> _SHORT EXERCISE_:
Emit the entire listing verbatim.
** Start **
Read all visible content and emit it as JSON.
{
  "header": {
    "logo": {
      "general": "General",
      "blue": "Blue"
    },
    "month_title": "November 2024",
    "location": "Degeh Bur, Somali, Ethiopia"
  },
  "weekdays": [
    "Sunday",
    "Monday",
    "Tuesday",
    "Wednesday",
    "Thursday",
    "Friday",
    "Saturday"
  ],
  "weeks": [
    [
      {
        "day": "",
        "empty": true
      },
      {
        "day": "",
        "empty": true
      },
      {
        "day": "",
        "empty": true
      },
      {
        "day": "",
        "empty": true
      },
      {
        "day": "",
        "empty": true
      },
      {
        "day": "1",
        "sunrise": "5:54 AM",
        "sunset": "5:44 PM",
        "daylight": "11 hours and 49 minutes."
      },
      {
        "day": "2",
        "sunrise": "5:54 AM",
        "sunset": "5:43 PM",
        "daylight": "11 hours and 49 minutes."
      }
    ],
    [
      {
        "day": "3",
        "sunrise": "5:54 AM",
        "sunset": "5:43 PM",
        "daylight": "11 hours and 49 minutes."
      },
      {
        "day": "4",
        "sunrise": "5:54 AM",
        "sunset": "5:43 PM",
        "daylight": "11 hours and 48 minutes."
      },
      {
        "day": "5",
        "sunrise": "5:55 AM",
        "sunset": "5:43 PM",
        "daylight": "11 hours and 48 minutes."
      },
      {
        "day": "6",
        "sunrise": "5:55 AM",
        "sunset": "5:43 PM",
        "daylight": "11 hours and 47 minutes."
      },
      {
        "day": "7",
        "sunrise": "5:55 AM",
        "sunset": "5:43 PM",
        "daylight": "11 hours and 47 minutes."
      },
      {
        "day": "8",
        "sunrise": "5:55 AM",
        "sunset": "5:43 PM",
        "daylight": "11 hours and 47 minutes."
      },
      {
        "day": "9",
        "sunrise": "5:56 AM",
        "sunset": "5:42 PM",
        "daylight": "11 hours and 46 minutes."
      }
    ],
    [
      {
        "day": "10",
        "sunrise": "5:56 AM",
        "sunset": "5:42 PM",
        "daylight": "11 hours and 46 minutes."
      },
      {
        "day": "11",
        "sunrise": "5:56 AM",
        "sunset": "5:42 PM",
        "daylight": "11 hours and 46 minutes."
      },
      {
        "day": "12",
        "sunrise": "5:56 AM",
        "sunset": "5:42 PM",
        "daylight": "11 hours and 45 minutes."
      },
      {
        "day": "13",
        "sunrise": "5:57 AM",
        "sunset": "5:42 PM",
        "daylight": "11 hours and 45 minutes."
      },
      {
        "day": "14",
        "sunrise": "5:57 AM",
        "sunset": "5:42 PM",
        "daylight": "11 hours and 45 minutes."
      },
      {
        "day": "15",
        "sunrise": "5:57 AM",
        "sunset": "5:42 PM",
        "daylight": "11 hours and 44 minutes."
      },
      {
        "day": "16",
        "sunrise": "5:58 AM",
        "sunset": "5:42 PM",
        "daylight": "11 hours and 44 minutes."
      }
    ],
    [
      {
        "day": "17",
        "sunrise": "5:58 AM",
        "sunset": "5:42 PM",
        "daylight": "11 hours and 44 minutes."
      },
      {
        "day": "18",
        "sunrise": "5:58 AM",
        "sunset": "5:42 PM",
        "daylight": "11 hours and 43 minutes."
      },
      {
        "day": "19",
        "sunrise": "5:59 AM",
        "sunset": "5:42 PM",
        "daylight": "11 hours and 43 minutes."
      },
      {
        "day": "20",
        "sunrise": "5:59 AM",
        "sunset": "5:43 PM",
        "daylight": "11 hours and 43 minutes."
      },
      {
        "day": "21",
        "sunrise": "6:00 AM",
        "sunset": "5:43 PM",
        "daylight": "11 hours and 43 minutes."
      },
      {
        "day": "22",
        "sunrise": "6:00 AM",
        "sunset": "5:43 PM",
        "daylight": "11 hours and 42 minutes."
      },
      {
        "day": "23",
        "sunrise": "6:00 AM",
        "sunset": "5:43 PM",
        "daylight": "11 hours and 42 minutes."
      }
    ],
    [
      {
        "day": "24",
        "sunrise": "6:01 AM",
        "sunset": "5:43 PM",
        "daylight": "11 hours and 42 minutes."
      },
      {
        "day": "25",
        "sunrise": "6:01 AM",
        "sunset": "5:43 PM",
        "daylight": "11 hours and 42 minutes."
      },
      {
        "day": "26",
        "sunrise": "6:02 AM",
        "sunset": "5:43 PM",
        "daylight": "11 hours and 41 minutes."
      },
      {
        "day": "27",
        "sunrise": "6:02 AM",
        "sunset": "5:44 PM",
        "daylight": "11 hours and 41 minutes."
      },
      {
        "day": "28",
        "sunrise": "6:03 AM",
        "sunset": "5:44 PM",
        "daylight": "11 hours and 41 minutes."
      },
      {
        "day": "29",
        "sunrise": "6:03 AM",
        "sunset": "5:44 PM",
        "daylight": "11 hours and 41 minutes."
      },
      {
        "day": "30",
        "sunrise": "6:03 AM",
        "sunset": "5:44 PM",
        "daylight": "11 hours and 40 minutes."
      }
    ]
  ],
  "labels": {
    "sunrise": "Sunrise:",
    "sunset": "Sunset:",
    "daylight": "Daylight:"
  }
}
** End **
> _RESULT OF THE EXERCISE_:
Read all visible content and emit it as JSON.
{
  "header": {
    "logo": {
      "general": "General",
      "blue": "Blue"
    },
    "month_title": "November 2024",
    "location": "Degeh Bur, Somali, Ethiopia"
  },
  "weekdays": [
    "Sunday",
    "Monday",
    "Tuesday",
    "Wednesday",
    "Thursday",
    "Friday",
    "Saturday"
  ],
  "weeks": [
    [
      {
        "day": "",
        "empty": true
      },
      {
        "day": "",
        "empty": true
      },
      {
        "day": "",
        "empty": true
      },
      {
        "day": "",
        "empty": true
      },
      {
        "day": "",
        "empty": true
      },
      {
        "day": "1",
        "sunrise": "5:54 AM",
        "sunset": "5:44 PM",
        "daylight": "11 hours and 49 minutes."
      },
      {
        "day": "2",
        "sunrise": "5:54 AM",
        "sunset": "5:43 PM",
        "daylight": "11 hours and 49 minutes."
      }
    ],
    [
      {
        "day": "3",
        "sunrise": "5:54 AM",
        "sunset": "5:43 PM",
        "daylight": "11 hours and 49 minutes."
      },
      {
        "day": "4",
        "sunrise": "5:54 AM",
        "sunset": "5:43 PM",
        "daylight": "11 hours and 48 minutes."
      },
      {
        "day": "5",
        "sunrise": "5:55 AM",
        "sunset": "5:43 PM",
        "daylight": "11 hours and 48 minutes."
      },
      {
        "day": "6",
        "sunrise": "5:55 AM",
        "sunset": "5:43 PM",
        "daylight": "11 hours and 47 minutes."
      },
      {
        "day": "7",
        "sunrise": "5:55 AM",
        "sunset": "5:43 PM",
        "daylight": "11 hours and 47 minutes."
      },
      {
        "day": "8",
        "sunrise": "5:55 AM",
        "sunset": "5:43 PM",
        "daylight": "11 hours and 47 minutes."
      },
      {
        "day": "9",
        "sunrise": "5:56 AM",
        "sunset": "5:42 PM",
        "daylight": "11 hours and 46 minutes."
      }
    ],
    [
      {
        "day": "10",
        "sunrise": "5:56 AM",
        "sunset": "5:42 PM",
        "daylight": "11 hours and 46 minutes."
      },
      {
        "day": "11",
        "sunrise": "5:56 AM",
        "sunset": "5:42 PM",
        "daylight": "11 hours and 46 minutes."
      },
      {
        "day": "12",
        "sunrise": "5:56 AM",
        "sunset": "5:42 PM",
        "daylight": "11 hours and 45 minutes."
      },
      {
        "day": "13",
        "sunrise": "5:57 AM",
        "sunset": "5:42 PM",
        "daylight": "11 hours and 45 minutes."
      },
      {
        "day": "14",
        "sunrise": "5:57 AM",
        "sunset": "5:42 PM",
        "daylight": "11 hours and 45 minutes."
      },
      {
        "day": "15",
        "sunrise": "5:57 AM",
        "sunset": "5:42 PM",
        "daylight": "11 hours and 44 minutes."
      },
      {
        "day": "16",
        "sunrise": "5:58 AM",
        "sunset": "5:42 PM",
        "daylight": "11 hours and 44 minutes."
      }
    ],
    [
      {
        "day": "17",
        "sunrise": "5:58 AM",
        "sunset": "5:42 PM",
        "daylight": "11 hours and 44 minutes."
      },
      {
        "day": "18",
        "sunrise": "5:58 AM",
        "sunset": "5:42 PM",
        "daylight": "11 hours and 43 minutes."
      },
      {
        "day": "19",
        "sunrise": "5:59 AM",
        "sunset": "5:42 PM",
        "daylight": "11 hours and 43 minutes."
      },
      {
        "day": "20",
        "sunrise": "5:59 AM",
        "sunset": "5:43 PM",
        "daylight": "11 hours and 43 minutes."
      },
      {
        "day": "21",
        "sunrise": "6:00 AM",
        "sunset": "5:43 PM",
        "daylight": "11 hours and 43 minutes."
      },
      {
        "day": "22",
        "sunrise": "6:00 AM",
        "sunset": "5:43 PM",
        "daylight": "11 hours and 42 minutes."
      },
      {
        "day": "23",
        "sunrise": "6:00 AM",
        "sunset": "5:43 PM",
        "daylight": "11 hours and 42 minutes."
      }
    ],
    [
      {
        "day": "24",
        "sunrise": "6:01 AM",
        "sunset": "5:43 PM",
        "daylight": "11 hours and 42 minutes."
      },
      {
        "day": "25",
        "sunrise": "6:01 AM",
        "sunset": "5:43 PM",
        "daylight": "11 hours and 42 minutes."
      },
      {
        "day": "26",
        "sunrise": "6:02 AM",
        "sunset": "5:43 PM",
        "daylight": "11 hours and 41 minutes."
      },
      {
        "day": "27",
        "sunrise": "6:02 AM",
        "sunset": "5:44 PM",
        "daylight": "11 hours and 41 minutes."
      },
      {
        "day": "28",
        "sunrise": "6:03 AM",
        "sunset": "5:44 PM",
        "daylight": "11 hours and 41 minutes."
      },
      {
        "day": "29",
        "sunrise": "6:03 AM",
        "sunset": "5:44 PM",
        "daylight": "11 hours and 41 minutes."
      },
      {
        "day": "30",
        "sunrise": "6:03 AM",
        "sunset": "5:44 PM",
        "daylight": "11 hours and 40 minutes."
      }
    ]
  ],
  "labels": {
    "sunrise": "Sunrise:",
    "sunset": "Sunset:",
    "daylight": "Daylight:"
  }
}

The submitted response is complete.